__SELECTION__:
Alaris Royalty Corp. (CNW Group/Alaris Royalty Corp.)

Alaris made three investments in the fourth quarter of 2019: (i) a $10.5 million follow-on contribution (the "Unify Follow-On") into an existing partner, Unify Consulting LLC ("Unify"); (ii) a $6.0 million contribution (the "Stride Contribution") into a new partner, Stride Consulting LLC ("Stride");  and (iii) a $1.0 million follow-on contribution (the "PFGP Follow-On") in to Planet Fitness Growth Partners, LLC ("PFGP"), which was part of a previous commitment of capital of up to $8.0 million (the remaining $7.0 million is expected to be contributed throughout 2020).  Alaris is also announcing today the redemption of all of the units (the "SBI Units") in Sales Benchmark Index LLC ("SBI") for total gross proceeds of $91.3 million (the "SBI Gross Proceeds").  Lastly, Alaris continues to work on the anticipated redemption (the "Sandbox Redemption") of Alaris' units and repayment of debt held in Sandbox Acquisitions, LLC ("Sandbox"). 

"With the investments Alaris made in Q4 2019, gross capital deployment for the year ended at approximately CAD$194.0 million, a record for the company.  Given the robust deployment landscape that we continue to see, we are pleased to have also realized such a significant return on the redemption of our units in SBI. Alaris has a strong balance sheet, which now includes over CAD$215.0 million of undrawn capacity on its credit facility to fund capital deployment opportunities in 2020," said Steve King, President and CEO, Alaris Royalty Corp.

Follow-on Investment - Unify

In addition to the $10.5 million Unify Follow-On, the transaction also included an exchange (the "Unit Exchange") of Alaris' existing preferred units in Unify, which were valued at $14.5 million (original cost of $12.5 million).  As a result of the Unify Follow-On and Unit Exchange (collectively the "Unify Investment") Alaris received new units in Unify worth a total of $25.0 million.  To date, Alaris has generated an IRR of 20% on its investment in Unify.  The Unify Investment closed on December 17, 2019.

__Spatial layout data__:
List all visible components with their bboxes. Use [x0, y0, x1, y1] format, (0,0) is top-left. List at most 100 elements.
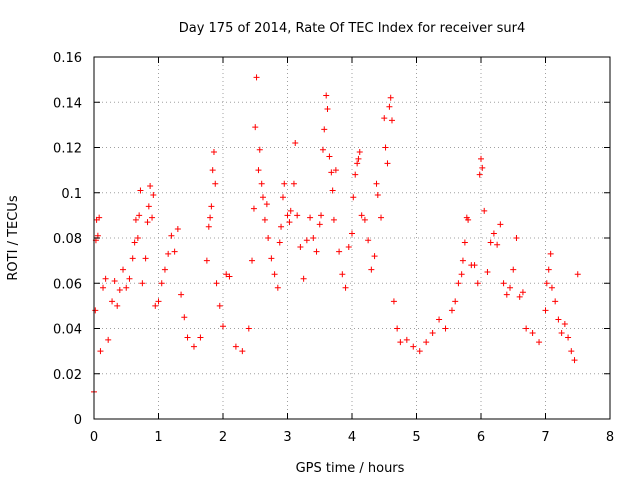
data-point — [207, 214, 214, 221]
data-point — [155, 298, 162, 305]
data-point — [386, 103, 393, 110]
data-point — [416, 348, 423, 355]
data-point — [152, 302, 159, 309]
data-point — [279, 194, 286, 201]
data-point — [171, 248, 178, 255]
data-point — [543, 280, 550, 287]
data-point — [490, 230, 497, 237]
data-point — [256, 146, 263, 153]
data-point — [487, 239, 494, 246]
data-point — [174, 225, 181, 232]
x-tick-label: 6 — [477, 430, 485, 445]
data-point — [368, 266, 375, 273]
data-point — [318, 212, 325, 219]
data-point — [142, 255, 149, 262]
data-point — [507, 284, 514, 291]
data-point — [203, 257, 210, 264]
data-point — [181, 314, 188, 321]
data-point — [109, 298, 116, 305]
data-point — [474, 280, 481, 287]
y-tick-label: 0.12 — [53, 142, 82, 157]
y-tick-labels: 0 0.02 0.04 0.06 0.08 0.1 0.12 0.14 0.16 — [53, 51, 82, 428]
data-point — [436, 316, 443, 323]
data-point — [552, 298, 559, 305]
data-point — [494, 241, 501, 248]
data-point — [574, 271, 581, 278]
data-point — [329, 187, 336, 194]
data-point — [561, 320, 568, 327]
data-point — [536, 339, 543, 346]
data-point — [345, 244, 352, 251]
data-point — [286, 219, 293, 226]
data-point — [548, 284, 555, 291]
data-point — [261, 216, 268, 223]
data-point — [212, 180, 219, 187]
data-point — [452, 298, 459, 305]
data-point — [287, 207, 294, 214]
data-point — [307, 214, 314, 221]
data-point — [123, 284, 130, 291]
data-point — [216, 302, 223, 309]
data-point — [461, 239, 468, 246]
data-point — [223, 271, 230, 278]
data-point — [365, 237, 372, 244]
data-point — [158, 280, 165, 287]
data-point — [303, 237, 310, 244]
data-point — [523, 325, 530, 332]
data-point — [131, 239, 138, 246]
data-point — [328, 169, 335, 176]
data-point — [210, 149, 217, 156]
data-point — [129, 255, 136, 262]
data-point — [253, 74, 260, 81]
data-point — [513, 235, 520, 241]
data-point — [265, 235, 272, 241]
data-point — [132, 216, 139, 223]
data-point — [134, 235, 141, 241]
data-point — [465, 216, 472, 223]
data-point — [497, 221, 504, 228]
data-point — [205, 223, 212, 230]
data-point — [271, 271, 278, 278]
data-point — [259, 194, 266, 201]
data-point — [516, 293, 523, 300]
data-point — [503, 291, 510, 298]
data-point — [382, 144, 389, 151]
data-point — [336, 248, 343, 255]
data-point — [545, 266, 552, 273]
x-tick-label: 3 — [283, 430, 291, 445]
data-point — [356, 149, 363, 156]
data-point — [448, 307, 455, 314]
data-point — [500, 280, 507, 287]
data-point — [126, 275, 133, 282]
data-point — [178, 291, 185, 298]
y-tick-label: 0.1 — [61, 187, 82, 202]
data-point — [342, 284, 349, 291]
data-point — [105, 336, 112, 343]
data-point — [92, 307, 99, 314]
y-tick-label: 0.04 — [53, 323, 82, 338]
data-point — [161, 266, 168, 273]
data-point — [410, 343, 417, 350]
axis-ticks — [93, 56, 611, 420]
x-tick-label: 7 — [541, 430, 549, 445]
data-point — [373, 180, 380, 187]
data-point — [571, 357, 578, 364]
y-tick-label: 0.16 — [53, 51, 82, 66]
data-point — [245, 325, 252, 332]
y-tick-label: 0.14 — [53, 96, 82, 111]
data-point — [139, 280, 146, 287]
data-point — [274, 284, 281, 291]
data-point — [252, 124, 259, 131]
data-point — [213, 280, 220, 287]
data-point — [394, 325, 401, 332]
data-point — [324, 106, 331, 113]
x-tick-label: 8 — [606, 430, 614, 445]
data-point — [387, 94, 394, 101]
data-point — [220, 323, 226, 330]
data-point — [339, 271, 346, 278]
data-point — [403, 336, 410, 343]
data-point — [263, 201, 270, 208]
data-point — [321, 126, 328, 133]
data-point — [519, 289, 526, 296]
data-point — [284, 212, 291, 219]
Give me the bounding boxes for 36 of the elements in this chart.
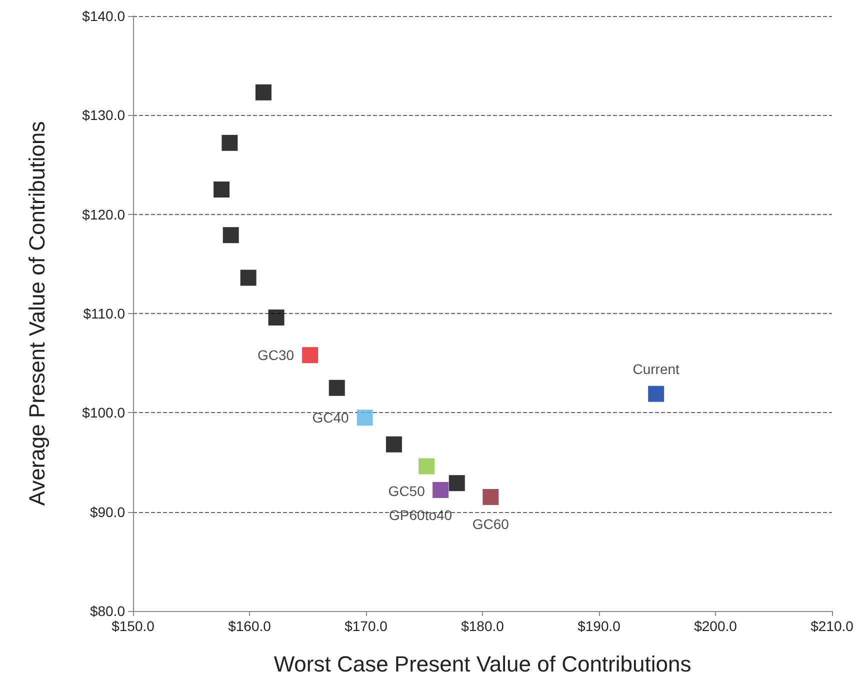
point (302, 347, 318, 364)
x-tick-label: $200.0 (694, 618, 738, 634)
point (448, 475, 465, 492)
point (214, 182, 230, 198)
point (222, 227, 239, 244)
y-tick-label: $90.0 (90, 504, 126, 520)
x-tick-label: $150.0 (112, 618, 155, 634)
point (268, 309, 284, 326)
point (432, 482, 449, 498)
point (255, 84, 272, 100)
point (386, 436, 402, 452)
point (418, 458, 435, 474)
x-axis-title: Worst Case Present Value of Contributions (274, 652, 692, 676)
y-axis-title: Average Present Value of Contributions (24, 121, 50, 506)
y-tick-label: $130.0 (82, 107, 126, 124)
series-label: GC40 (312, 410, 350, 426)
series-label: Current (632, 360, 680, 377)
x-tick-label: $160.0 (228, 618, 272, 634)
x-tick-label: $170.0 (344, 618, 388, 634)
series-label: GC60 (472, 516, 510, 532)
point (356, 410, 373, 426)
point (328, 380, 345, 396)
series-label: GC50 (388, 483, 426, 500)
point (648, 386, 664, 402)
y-tick-label: $110.0 (83, 306, 126, 322)
point (240, 270, 256, 286)
series-label: GC30 (258, 347, 294, 364)
y-tick-label: $100.0 (82, 404, 126, 421)
y-tick-label: $120.0 (82, 206, 126, 222)
y-tick-label: $80.0 (90, 603, 126, 619)
y-tick-label: $140.0 (82, 8, 126, 24)
x-tick-label: $180.0 (461, 618, 504, 634)
point (482, 488, 499, 505)
x-tick-label: $210.0 (810, 618, 854, 634)
point (222, 134, 238, 151)
x-tick-label: $190.0 (578, 618, 621, 634)
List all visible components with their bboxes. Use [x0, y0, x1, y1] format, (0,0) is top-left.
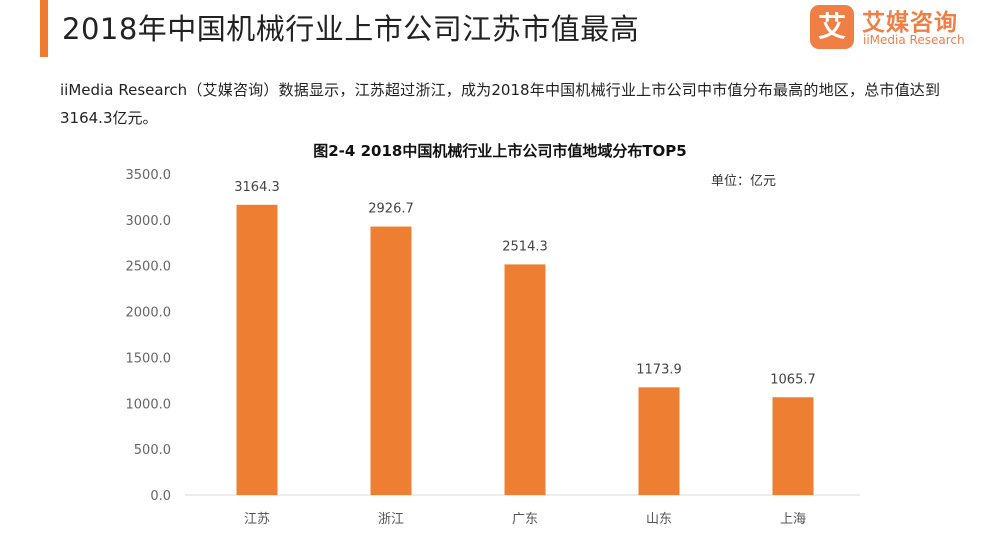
x-tick-label: 浙江	[378, 512, 404, 527]
page-title: 2018年中国机械行业上市公司江苏市值最高	[62, 12, 640, 46]
title-accent-bar	[40, 0, 48, 57]
bar	[504, 264, 546, 495]
y-tick-label: 2000.0	[126, 306, 172, 321]
y-tick-label: 500.0	[134, 443, 171, 458]
x-tick-label: 广东	[512, 512, 538, 527]
logo-name-cn: 艾媒咨询	[862, 10, 958, 36]
logo-name-en: iiMedia Research	[863, 33, 965, 47]
bar-value-label: 1065.7	[770, 372, 816, 387]
y-tick-label: 2500.0	[126, 260, 172, 275]
bar	[370, 226, 412, 495]
x-tick-label: 山东	[646, 512, 672, 527]
description-text: iiMedia Research（艾媒咨询）数据显示，江苏超过浙江，成为2018…	[60, 81, 940, 127]
y-tick-label: 1500.0	[126, 351, 172, 366]
unit-label: 单位：亿元	[711, 174, 777, 189]
bar-value-label: 3164.3	[234, 180, 280, 195]
bar-value-label: 1173.9	[636, 362, 682, 377]
bar-value-label: 2926.7	[368, 202, 414, 217]
x-tick-label: 江苏	[244, 511, 270, 527]
y-tick-label: 3500.0	[126, 168, 172, 183]
logo-mark-icon: 艾	[810, 5, 854, 49]
bar-value-label: 2514.3	[502, 239, 548, 254]
brand-logo: 艾 艾媒咨询 iiMedia Research	[810, 2, 990, 54]
chart-title: 图2-4 2018中国机械行业上市公司市值地域分布TOP5	[313, 142, 687, 160]
x-tick-label: 上海	[780, 512, 806, 527]
y-tick-label: 1000.0	[126, 397, 172, 412]
bar	[236, 204, 278, 495]
y-tick-label: 3000.0	[126, 214, 172, 229]
y-tick-label: 0.0	[150, 489, 171, 504]
bar	[638, 387, 680, 495]
bar	[772, 397, 814, 495]
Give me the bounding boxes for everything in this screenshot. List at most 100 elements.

__EXERCISES__:
- A) Answer these questions using the Alaris investment update:
(i) How much was the Stride Contribution?
(ii) What total gross proceeds did Alaris receive from redeeming the SBI Units?
(iii) On what date did the Unify Investment close?
- B) Write out the passage of the Alaris investment update that starts at "In addition to" and ends at "December 17, 2019.".

__THE ANSWERS__:
- A)
(i) $6.0 million
(ii) $91.3 million
(iii) December 17, 2019

- B)
In addition to the $10.5 million Unify Follow-On, the transaction also included an exchange (the "Unit Exchange") of Alaris' existing preferred units in Unify, which were valued at $14.5 million (original cost of $12.5 million).  As a result of the Unify Follow-On and Unit Exchange (collectively the "Unify Investment") Alaris received new units in Unify worth a total of $25.0 million.  To date, Alaris has generated an IRR of 20% on its investment in Unify.  The Unify Investment closed on December 17, 2019.